## Recorded data
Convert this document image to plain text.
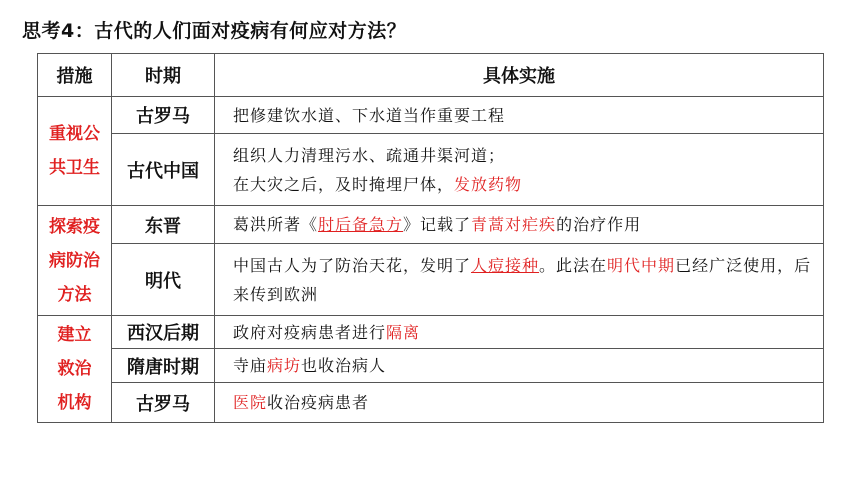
思考4：古代的人们面对疫病有何应对方法？
措施	时期	具体实施

重视公
共卫生	古罗马	把修建饮水道、下水道当作重要工程
	古代中国	组织人力清理污水、疏通井渠河道；
在大灾之后，及时掩埋尸体，发放药物

探索疫
病防治
方法	东晋	葛洪所著《肘后备急方》记载了青蒿对疟疾的治疗作用
	明代	中国古人为了防治天花，发明了人痘接种。此法在明代中期已经广泛使用，后来传到欧洲

建立
救治
机构	西汉后期	政府对疫病患者进行隔离
	隋唐时期	寺庙病坊也收治病人
	古罗马	医院收治疫病患者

## What to do
Transcribe the whole listing, character for character, but not its images.

## Task output
Convert this document image to plain text.
思考4：古代的人们面对疫病有何应对方法？
措施	时期	具体实施

重视公
共卫生	古罗马	把修建饮水道、下水道当作重要工程
	古代中国	组织人力清理污水、疏通井渠河道；
在大灾之后，及时掩埋尸体，发放药物

探索疫
病防治
方法	东晋	葛洪所著《肘后备急方》记载了青蒿对疟疾的治疗作用
	明代	中国古人为了防治天花，发明了人痘接种。此法在明代中期已经广泛使用，后来传到欧洲

建立
救治
机构	西汉后期	政府对疫病患者进行隔离
	隋唐时期	寺庙病坊也收治病人
	古罗马	医院收治疫病患者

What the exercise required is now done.